● OBJECTIVE:
Write out the material again exactly, please, and omit the pictures.

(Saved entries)
···

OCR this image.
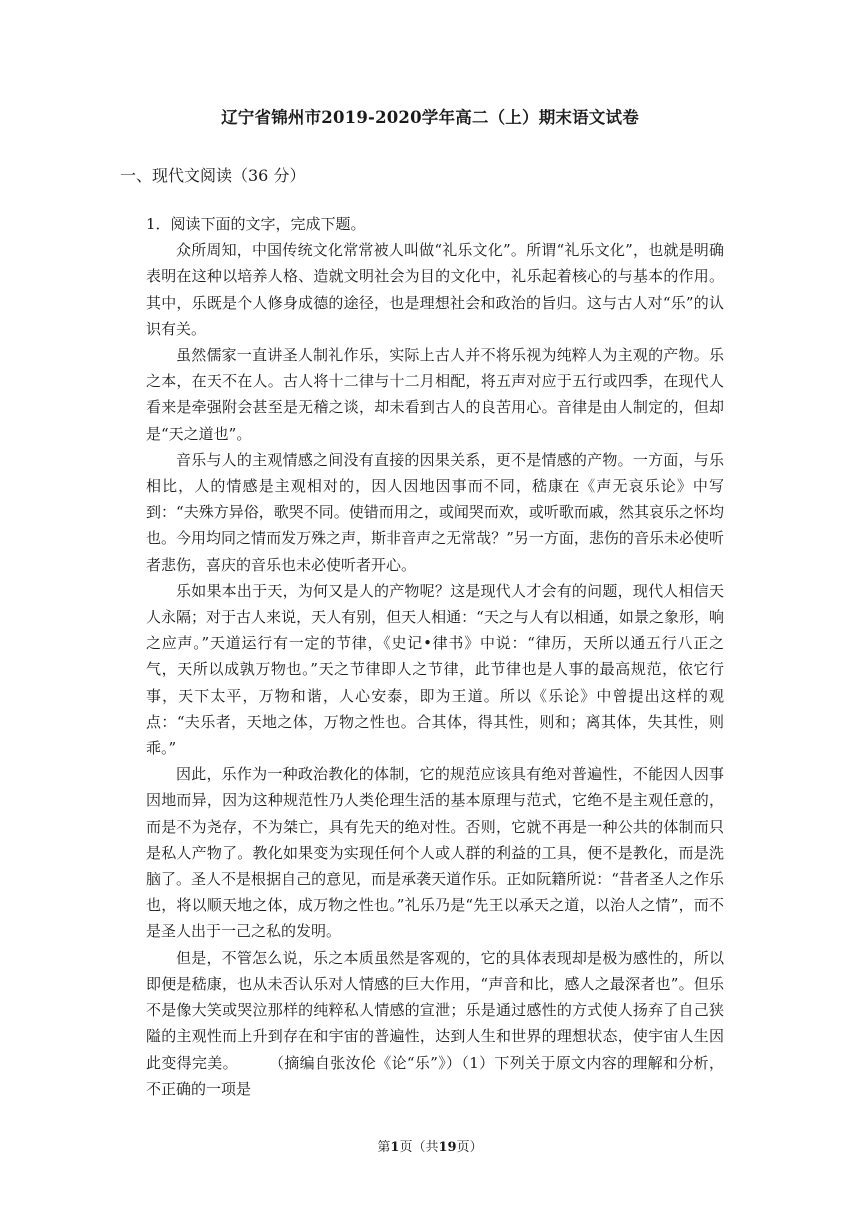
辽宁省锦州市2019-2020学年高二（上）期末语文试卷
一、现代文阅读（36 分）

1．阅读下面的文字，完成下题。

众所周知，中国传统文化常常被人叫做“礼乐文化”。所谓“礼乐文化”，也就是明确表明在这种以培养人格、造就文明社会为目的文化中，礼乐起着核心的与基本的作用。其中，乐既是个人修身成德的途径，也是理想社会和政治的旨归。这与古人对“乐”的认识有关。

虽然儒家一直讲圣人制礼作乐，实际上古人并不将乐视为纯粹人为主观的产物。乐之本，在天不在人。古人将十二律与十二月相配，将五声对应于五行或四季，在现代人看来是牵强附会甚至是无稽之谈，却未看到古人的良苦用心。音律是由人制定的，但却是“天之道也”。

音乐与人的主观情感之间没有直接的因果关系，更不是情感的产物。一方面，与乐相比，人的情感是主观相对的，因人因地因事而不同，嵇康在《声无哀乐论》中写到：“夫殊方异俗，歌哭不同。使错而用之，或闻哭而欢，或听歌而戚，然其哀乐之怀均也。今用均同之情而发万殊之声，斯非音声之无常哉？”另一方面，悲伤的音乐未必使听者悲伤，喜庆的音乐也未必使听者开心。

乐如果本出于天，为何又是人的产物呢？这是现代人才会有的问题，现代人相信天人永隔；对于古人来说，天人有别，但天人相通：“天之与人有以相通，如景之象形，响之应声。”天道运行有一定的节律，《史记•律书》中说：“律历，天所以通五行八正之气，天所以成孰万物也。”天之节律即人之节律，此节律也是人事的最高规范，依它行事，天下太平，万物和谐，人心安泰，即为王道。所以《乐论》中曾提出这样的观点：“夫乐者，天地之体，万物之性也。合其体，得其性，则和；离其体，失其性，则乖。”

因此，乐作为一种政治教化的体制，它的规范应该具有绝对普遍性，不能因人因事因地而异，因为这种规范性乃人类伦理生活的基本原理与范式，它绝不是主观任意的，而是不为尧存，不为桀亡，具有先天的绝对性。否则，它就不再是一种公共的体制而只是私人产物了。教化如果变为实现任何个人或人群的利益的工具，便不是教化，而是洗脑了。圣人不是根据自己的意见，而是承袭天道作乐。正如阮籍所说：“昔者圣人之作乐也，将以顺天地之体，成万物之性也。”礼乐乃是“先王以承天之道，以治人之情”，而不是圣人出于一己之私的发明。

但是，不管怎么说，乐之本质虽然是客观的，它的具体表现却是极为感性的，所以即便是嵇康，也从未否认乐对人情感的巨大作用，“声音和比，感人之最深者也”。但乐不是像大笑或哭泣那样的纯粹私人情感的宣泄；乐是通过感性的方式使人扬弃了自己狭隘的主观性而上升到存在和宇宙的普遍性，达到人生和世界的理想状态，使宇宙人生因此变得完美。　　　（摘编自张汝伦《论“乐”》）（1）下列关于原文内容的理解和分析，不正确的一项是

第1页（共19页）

···

● EXPECTED OUTPUT:
OCR this image.
辽宁省锦州市2019-2020学年高二（上）期末语文试卷
一、现代文阅读（36 分）

1．阅读下面的文字，完成下题。

众所周知，中国传统文化常常被人叫做“礼乐文化”。所谓“礼乐文化”，也就是明确表明在这种以培养人格、造就文明社会为目的文化中，礼乐起着核心的与基本的作用。其中，乐既是个人修身成德的途径，也是理想社会和政治的旨归。这与古人对“乐”的认识有关。

虽然儒家一直讲圣人制礼作乐，实际上古人并不将乐视为纯粹人为主观的产物。乐之本，在天不在人。古人将十二律与十二月相配，将五声对应于五行或四季，在现代人看来是牵强附会甚至是无稽之谈，却未看到古人的良苦用心。音律是由人制定的，但却是“天之道也”。

音乐与人的主观情感之间没有直接的因果关系，更不是情感的产物。一方面，与乐相比，人的情感是主观相对的，因人因地因事而不同，嵇康在《声无哀乐论》中写到：“夫殊方异俗，歌哭不同。使错而用之，或闻哭而欢，或听歌而戚，然其哀乐之怀均也。今用均同之情而发万殊之声，斯非音声之无常哉？”另一方面，悲伤的音乐未必使听者悲伤，喜庆的音乐也未必使听者开心。

乐如果本出于天，为何又是人的产物呢？这是现代人才会有的问题，现代人相信天人永隔；对于古人来说，天人有别，但天人相通：“天之与人有以相通，如景之象形，响之应声。”天道运行有一定的节律，《史记•律书》中说：“律历，天所以通五行八正之气，天所以成孰万物也。”天之节律即人之节律，此节律也是人事的最高规范，依它行事，天下太平，万物和谐，人心安泰，即为王道。所以《乐论》中曾提出这样的观点：“夫乐者，天地之体，万物之性也。合其体，得其性，则和；离其体，失其性，则乖。”

因此，乐作为一种政治教化的体制，它的规范应该具有绝对普遍性，不能因人因事因地而异，因为这种规范性乃人类伦理生活的基本原理与范式，它绝不是主观任意的，而是不为尧存，不为桀亡，具有先天的绝对性。否则，它就不再是一种公共的体制而只是私人产物了。教化如果变为实现任何个人或人群的利益的工具，便不是教化，而是洗脑了。圣人不是根据自己的意见，而是承袭天道作乐。正如阮籍所说：“昔者圣人之作乐也，将以顺天地之体，成万物之性也。”礼乐乃是“先王以承天之道，以治人之情”，而不是圣人出于一己之私的发明。

但是，不管怎么说，乐之本质虽然是客观的，它的具体表现却是极为感性的，所以即便是嵇康，也从未否认乐对人情感的巨大作用，“声音和比，感人之最深者也”。但乐不是像大笑或哭泣那样的纯粹私人情感的宣泄；乐是通过感性的方式使人扬弃了自己狭隘的主观性而上升到存在和宇宙的普遍性，达到人生和世界的理想状态，使宇宙人生因此变得完美。　　　（摘编自张汝伦《论“乐”》）（1）下列关于原文内容的理解和分析，不正确的一项是

第1页（共19页）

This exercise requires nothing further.